TEXT SEGMENT:
—————
- Born: 4 September 1978 (age 48) Rugao, China
- Other names: Zhang Yadi (张雅迪) Hua Hua (花花) "Cryptoqueen" (加密女王)
- Criminal status: Imprisoned (as of November 2025)
- Criminal charge: Acquiring criminal property; possessing criminal property (under the Proceeds of Crime Act 2002)
- Penalty: 11 years and 8 months' imprisonment

= Qian Zhimin (criminal) =

Chinese fraudster and money launderer (born 1978)

Qian Zhimin (钱志敏 (Qián Zhìmǐn); born 4 September 1978), also known as Zhang Yadi (张雅迪), is a Chinese fraudster convicted in the United Kingdom for her role in one of the largest cryptocurrency money laundering cases in history. Between 2014 and 2017, Qian orchestrated a Ponzi scheme in China through her company Tianjin Lantian Gerui Electronic Technology Co Ltd (蓝天格锐; "Blue Sky Greet"), defrauding more than 128,000 investors of approximately 40 billion yuan (£4.2 billion). She fled China in 2017 using a forged passport and settled in London, where she attempted to launder the proceeds—stored as Bitcoin – through luxury property purchases. The Metropolitan Police ultimately seized over 61,000 Bitcoin, valued at more than £5 billion at the time of recovery, described as the largest single cryptocurrency seizure by law enforcement in the United Kingdom.

Qian pleaded guilty to two offences under the Proceeds of Crime Act 2002 at Southwark Crown Court on 29 September 2025 and was sentenced on 11 November 2025 to 11 years and 8 months' imprisonment.

== The Lantian Gerui fraud ==
In 2014, Qian founded Tianjin Lantian Gerui Electronic Technology Co Ltd in Tianjin, China. The company claimed to develop advanced health technology products and to mine cryptocurrency, promising investors annual returns of up to 300 percent. In reality, the company operated as a Ponzi scheme: returns paid to existing investors were funded by deposits from new recruits rather than from any genuine business activity. Investors received daily payouts that increased for each new participant they recruited, giving the scheme characteristics of a pyramid scheme.
—————
DATASET CONTENT:
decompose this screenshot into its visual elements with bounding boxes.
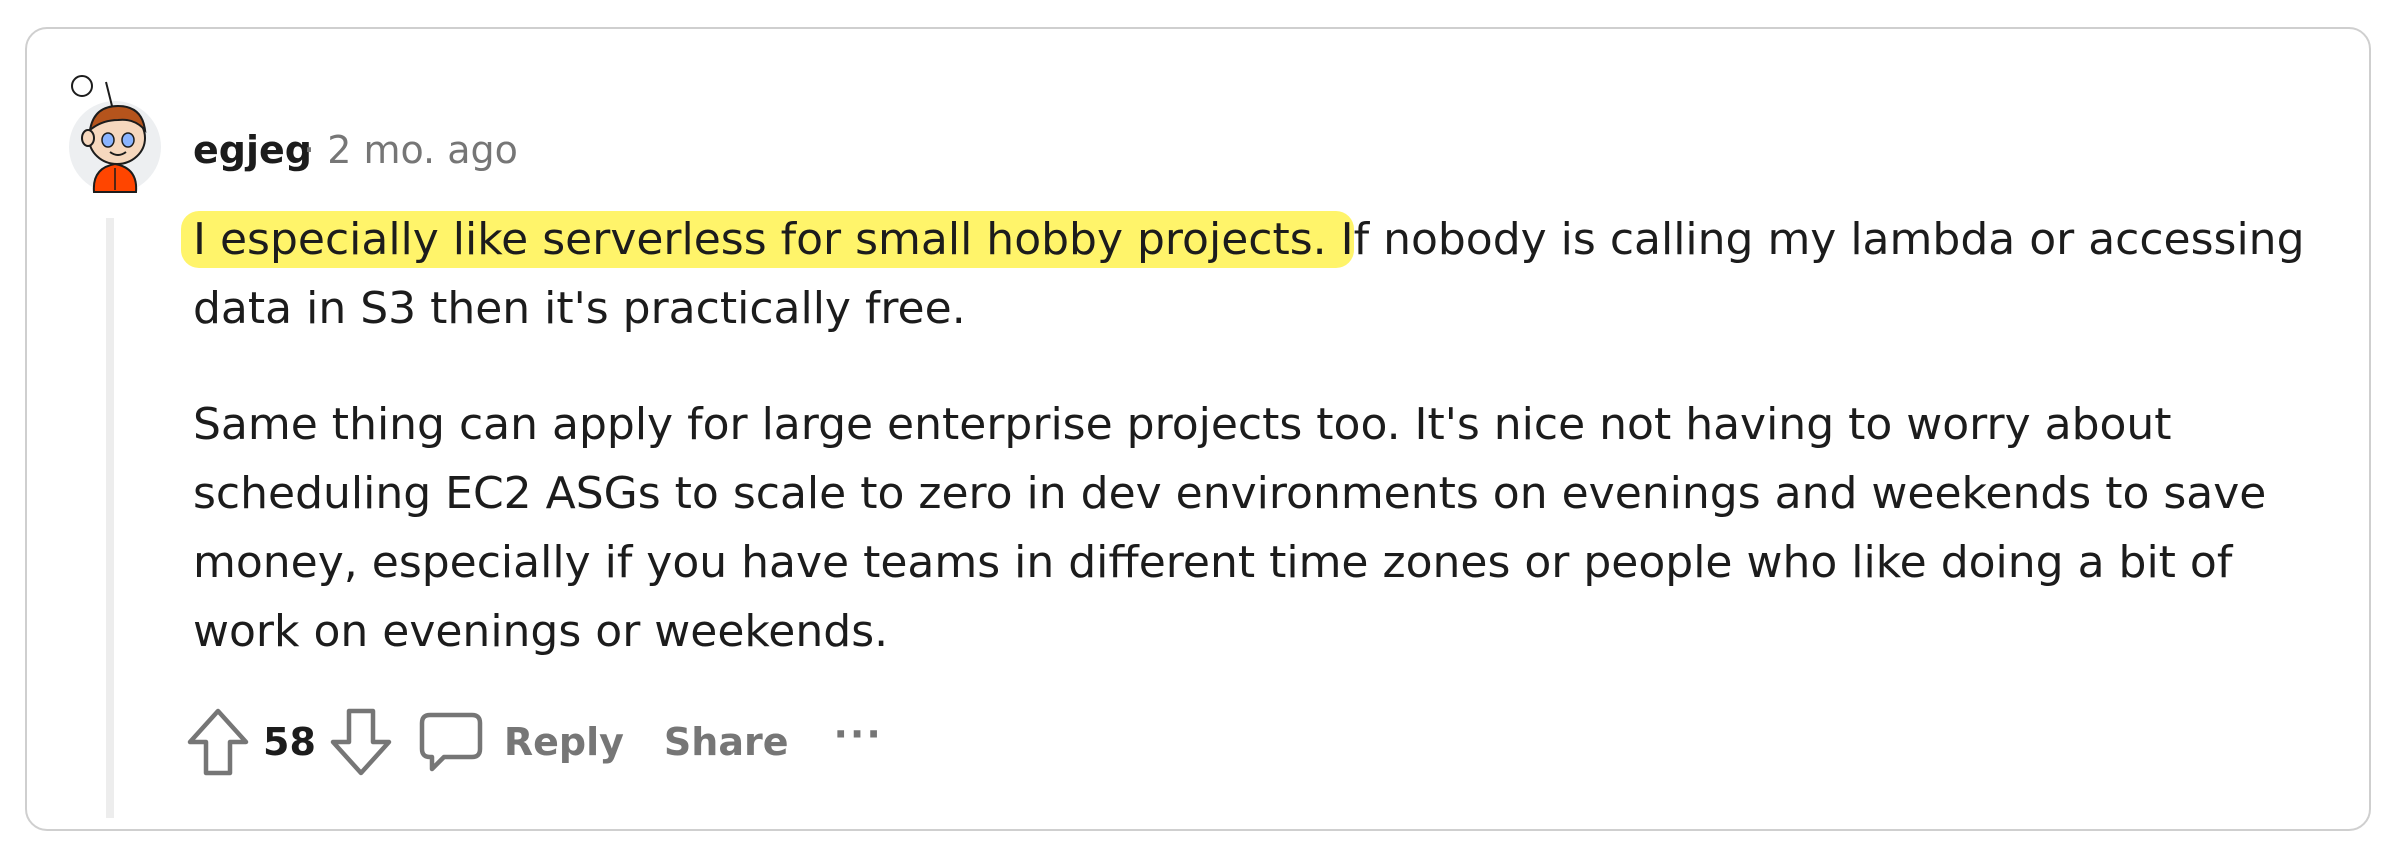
reply-button[interactable]: Reply bbox=[504, 720, 624, 764]
upvote-button[interactable] bbox=[185, 706, 251, 778]
comment-author[interactable]: egjeg bbox=[193, 125, 312, 175]
comment-paragraph-2: Same thing can apply for large enterpris… bbox=[193, 399, 2267, 657]
share-button[interactable]: Share bbox=[664, 720, 789, 764]
highlighted-text: I especially like serverless for small h… bbox=[181, 211, 1354, 268]
downvote-button[interactable] bbox=[328, 706, 394, 778]
more-options-button[interactable]: ··· bbox=[834, 712, 883, 756]
comment-actions: 58 Reply Share ··· bbox=[185, 700, 883, 784]
vote-count: 58 bbox=[263, 720, 316, 764]
comment-paragraph-1: I especially like serverless for small h… bbox=[181, 205, 2313, 343]
arrow-down-outline-icon bbox=[330, 708, 392, 776]
comment-body: I especially like serverless for small h… bbox=[181, 205, 2313, 666]
arrow-up-outline-icon bbox=[187, 708, 249, 776]
snoo-avatar-icon bbox=[69, 75, 161, 193]
thread-line[interactable] bbox=[106, 218, 114, 818]
speech-bubble-icon bbox=[419, 712, 483, 772]
meta-separator: · bbox=[303, 128, 316, 172]
user-avatar[interactable] bbox=[68, 72, 162, 194]
comment-timestamp[interactable]: 2 mo. ago bbox=[327, 128, 518, 172]
comment-meta: · 2 mo. ago bbox=[303, 125, 518, 175]
comment-button[interactable] bbox=[418, 709, 484, 775]
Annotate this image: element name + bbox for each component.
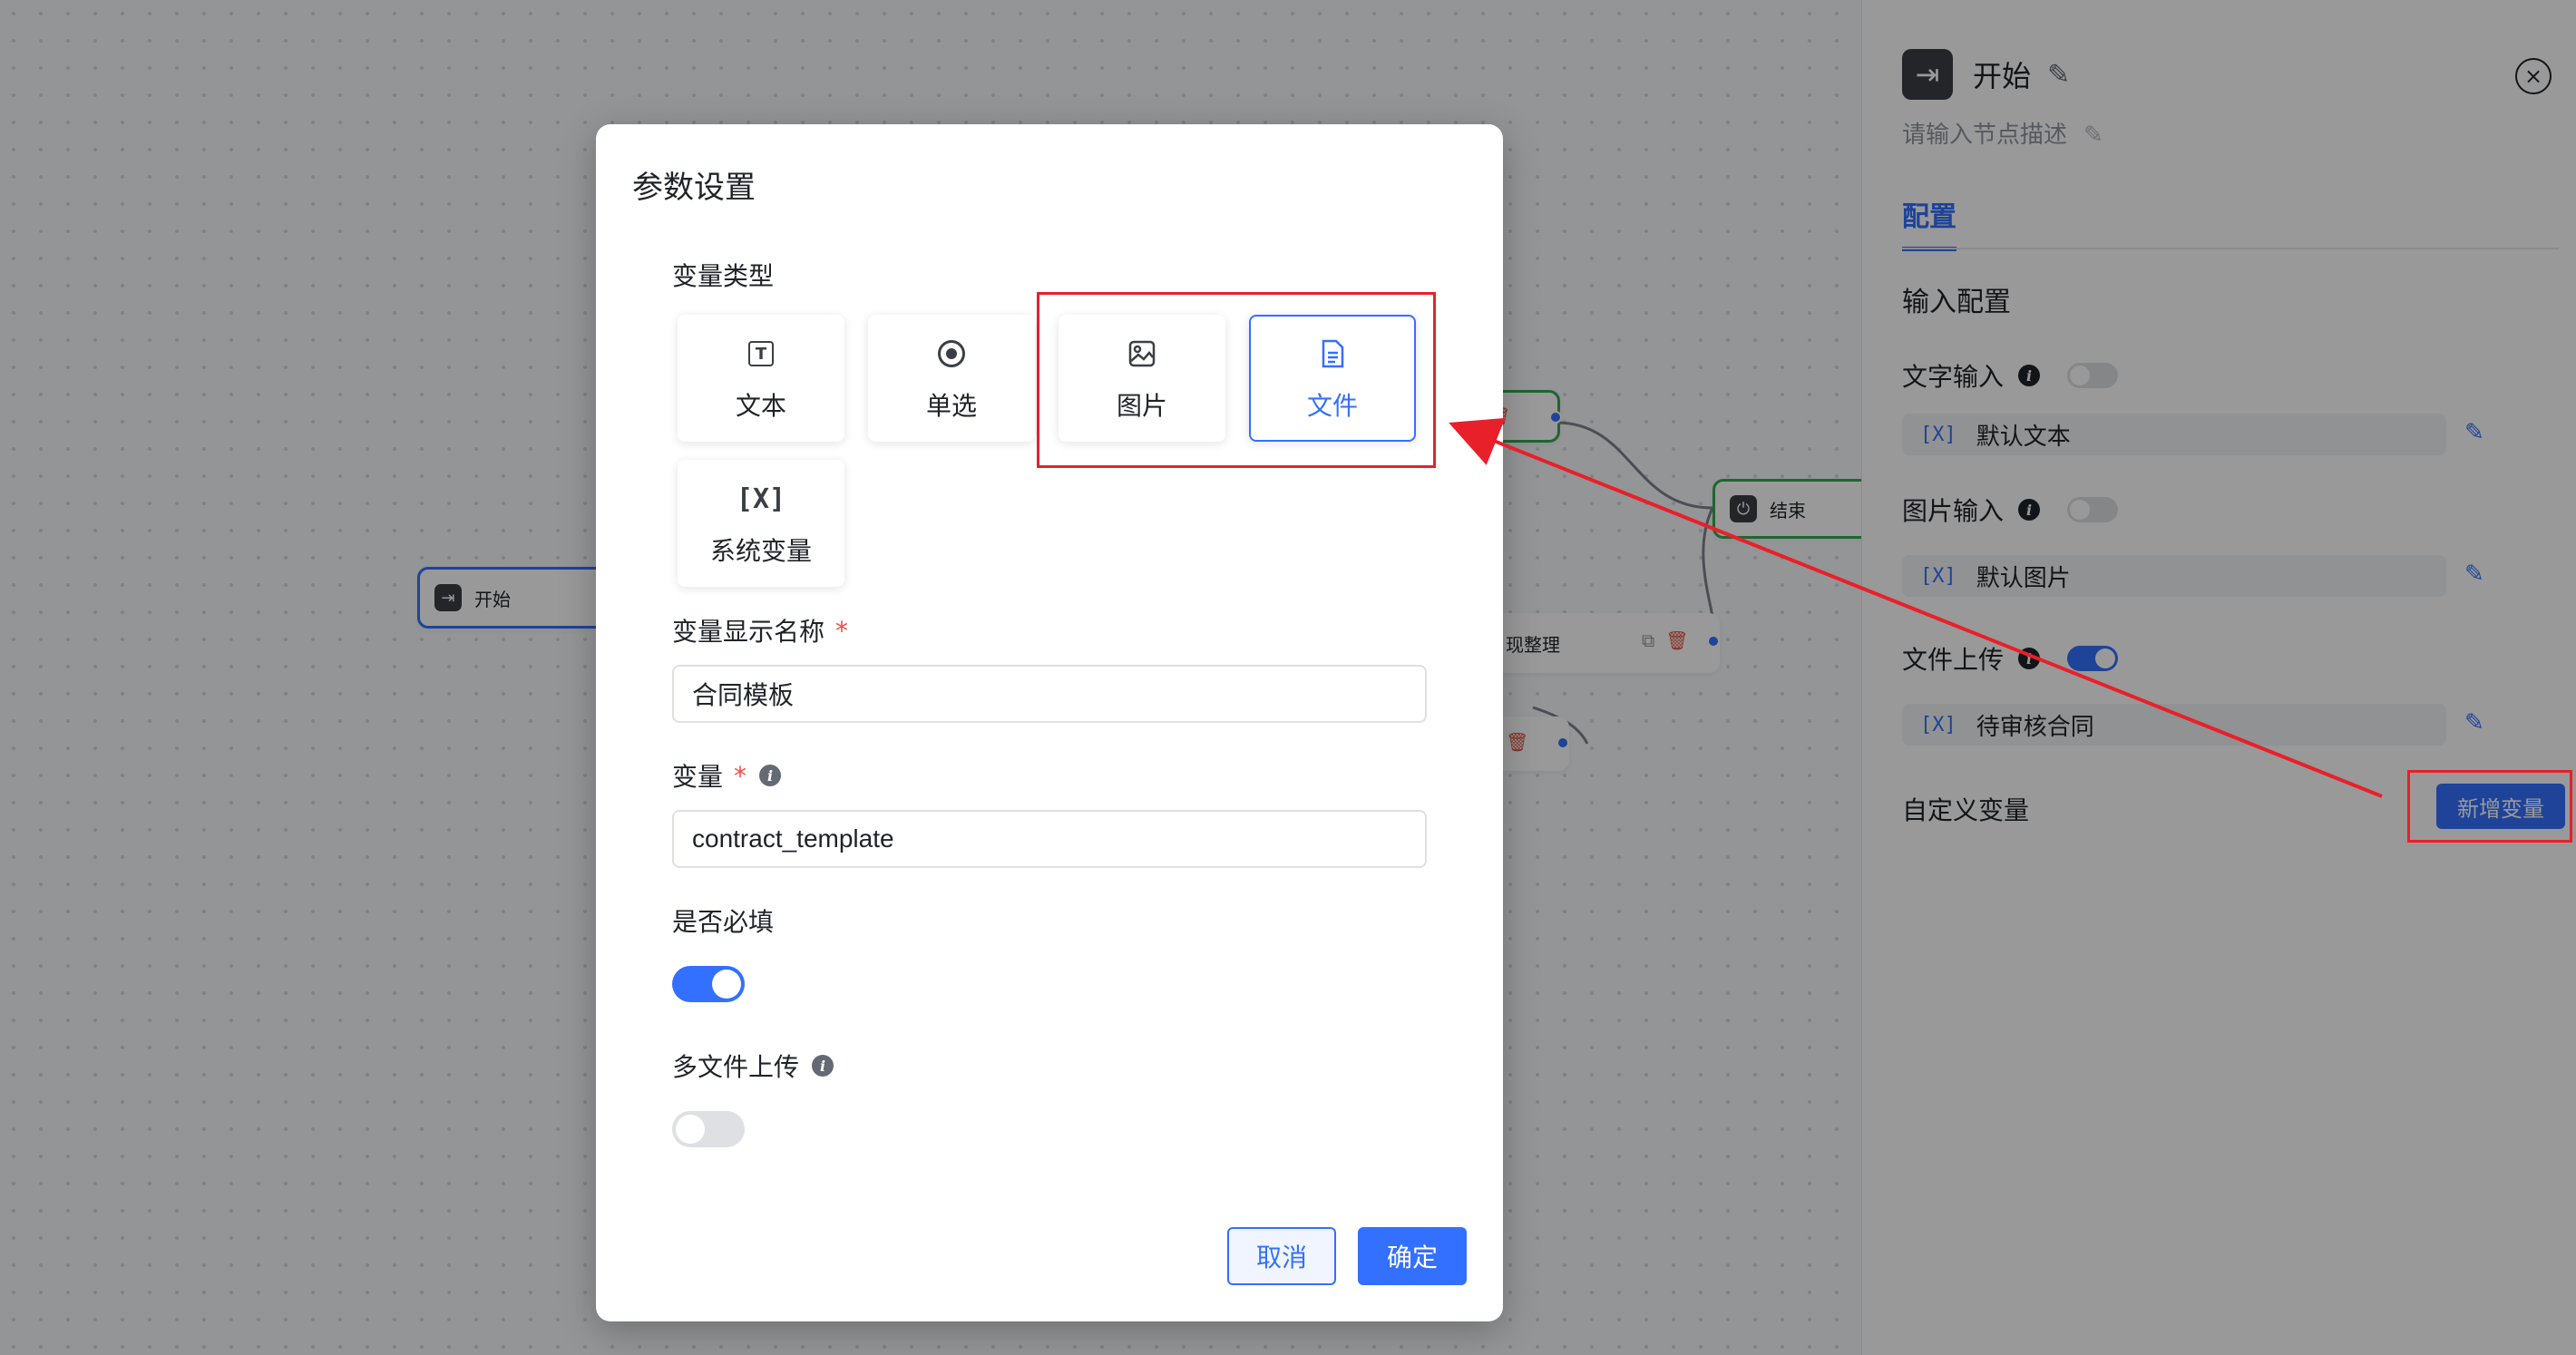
annotation-arrow [1449,417,2383,798]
—————
OBJECTIVES:
A) Can you echo the Qian Zhimin article word for word from "- Born: 4 September" to "of November 2025)"?
B) According to the Qian Zhimin article, what annual returns did Lantian Gerui promise its investors?
You won't need the data for this.

ANSWERS TO THE EXERCISE:
A)
- Born: 4 September 1978 (age 48) Rugao, China
- Other names: Zhang Yadi (张雅迪) Hua Hua (花花) "Cryptoqueen" (加密女王)
- Criminal status: Imprisoned (as of November 2025)

B) Up to 300 percent.